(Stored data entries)

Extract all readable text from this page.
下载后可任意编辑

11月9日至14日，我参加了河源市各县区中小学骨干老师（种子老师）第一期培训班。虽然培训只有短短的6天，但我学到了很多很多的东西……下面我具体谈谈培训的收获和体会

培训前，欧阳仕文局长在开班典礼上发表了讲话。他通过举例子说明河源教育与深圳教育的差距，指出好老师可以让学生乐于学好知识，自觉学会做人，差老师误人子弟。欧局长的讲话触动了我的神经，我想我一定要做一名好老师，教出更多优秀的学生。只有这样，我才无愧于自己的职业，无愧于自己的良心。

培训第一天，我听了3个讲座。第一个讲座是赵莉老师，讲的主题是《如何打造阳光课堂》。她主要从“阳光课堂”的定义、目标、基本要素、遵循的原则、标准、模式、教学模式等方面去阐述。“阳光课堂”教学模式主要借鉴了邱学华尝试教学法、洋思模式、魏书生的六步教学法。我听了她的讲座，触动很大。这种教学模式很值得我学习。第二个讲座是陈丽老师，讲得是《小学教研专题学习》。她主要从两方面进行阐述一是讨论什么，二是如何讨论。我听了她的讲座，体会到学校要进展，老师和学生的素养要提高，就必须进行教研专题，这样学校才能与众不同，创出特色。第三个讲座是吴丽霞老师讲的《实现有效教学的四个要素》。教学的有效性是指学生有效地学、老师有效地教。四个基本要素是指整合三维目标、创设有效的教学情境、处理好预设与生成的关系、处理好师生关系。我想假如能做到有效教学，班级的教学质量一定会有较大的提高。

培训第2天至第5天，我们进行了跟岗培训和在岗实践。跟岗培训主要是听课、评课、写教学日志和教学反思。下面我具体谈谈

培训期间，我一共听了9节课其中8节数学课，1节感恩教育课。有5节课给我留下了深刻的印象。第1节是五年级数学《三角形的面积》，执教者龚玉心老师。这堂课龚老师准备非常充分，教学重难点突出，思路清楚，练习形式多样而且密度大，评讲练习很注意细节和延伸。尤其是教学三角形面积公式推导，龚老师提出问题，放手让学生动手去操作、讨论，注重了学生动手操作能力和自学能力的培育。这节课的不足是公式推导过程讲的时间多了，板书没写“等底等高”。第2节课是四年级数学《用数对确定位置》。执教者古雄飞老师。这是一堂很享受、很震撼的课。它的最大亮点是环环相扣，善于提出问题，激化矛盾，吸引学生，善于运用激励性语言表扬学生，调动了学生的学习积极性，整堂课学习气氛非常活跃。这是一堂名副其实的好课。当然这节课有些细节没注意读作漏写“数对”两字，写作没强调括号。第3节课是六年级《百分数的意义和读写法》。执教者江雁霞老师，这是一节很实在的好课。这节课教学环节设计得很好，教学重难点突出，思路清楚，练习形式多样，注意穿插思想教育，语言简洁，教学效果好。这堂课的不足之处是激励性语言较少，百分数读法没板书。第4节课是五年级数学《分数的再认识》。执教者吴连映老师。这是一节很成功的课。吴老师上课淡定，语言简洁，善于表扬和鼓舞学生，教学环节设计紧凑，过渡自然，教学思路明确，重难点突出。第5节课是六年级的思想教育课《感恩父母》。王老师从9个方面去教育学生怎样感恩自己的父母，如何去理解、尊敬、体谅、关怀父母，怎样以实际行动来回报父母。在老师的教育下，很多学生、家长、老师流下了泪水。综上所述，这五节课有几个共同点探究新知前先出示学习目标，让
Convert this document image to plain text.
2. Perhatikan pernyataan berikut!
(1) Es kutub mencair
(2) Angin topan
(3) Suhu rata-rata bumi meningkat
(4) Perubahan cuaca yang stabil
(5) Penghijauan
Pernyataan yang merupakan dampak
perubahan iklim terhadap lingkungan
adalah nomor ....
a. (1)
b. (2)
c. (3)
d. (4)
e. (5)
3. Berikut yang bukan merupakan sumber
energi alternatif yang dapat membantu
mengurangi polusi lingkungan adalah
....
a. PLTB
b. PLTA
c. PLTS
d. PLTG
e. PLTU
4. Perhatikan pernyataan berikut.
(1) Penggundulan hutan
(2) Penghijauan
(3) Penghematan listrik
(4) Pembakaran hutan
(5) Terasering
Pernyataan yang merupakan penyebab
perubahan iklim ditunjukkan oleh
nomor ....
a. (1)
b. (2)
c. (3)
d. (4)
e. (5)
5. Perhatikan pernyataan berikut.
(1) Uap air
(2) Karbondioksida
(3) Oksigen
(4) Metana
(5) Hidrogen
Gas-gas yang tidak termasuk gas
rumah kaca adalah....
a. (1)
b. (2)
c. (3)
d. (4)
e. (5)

◆ **DESCRIPTION OF THE TASK**: From the records above, report the count of lines containing "text" and nothing more.

◆ **THE REPLY**: 2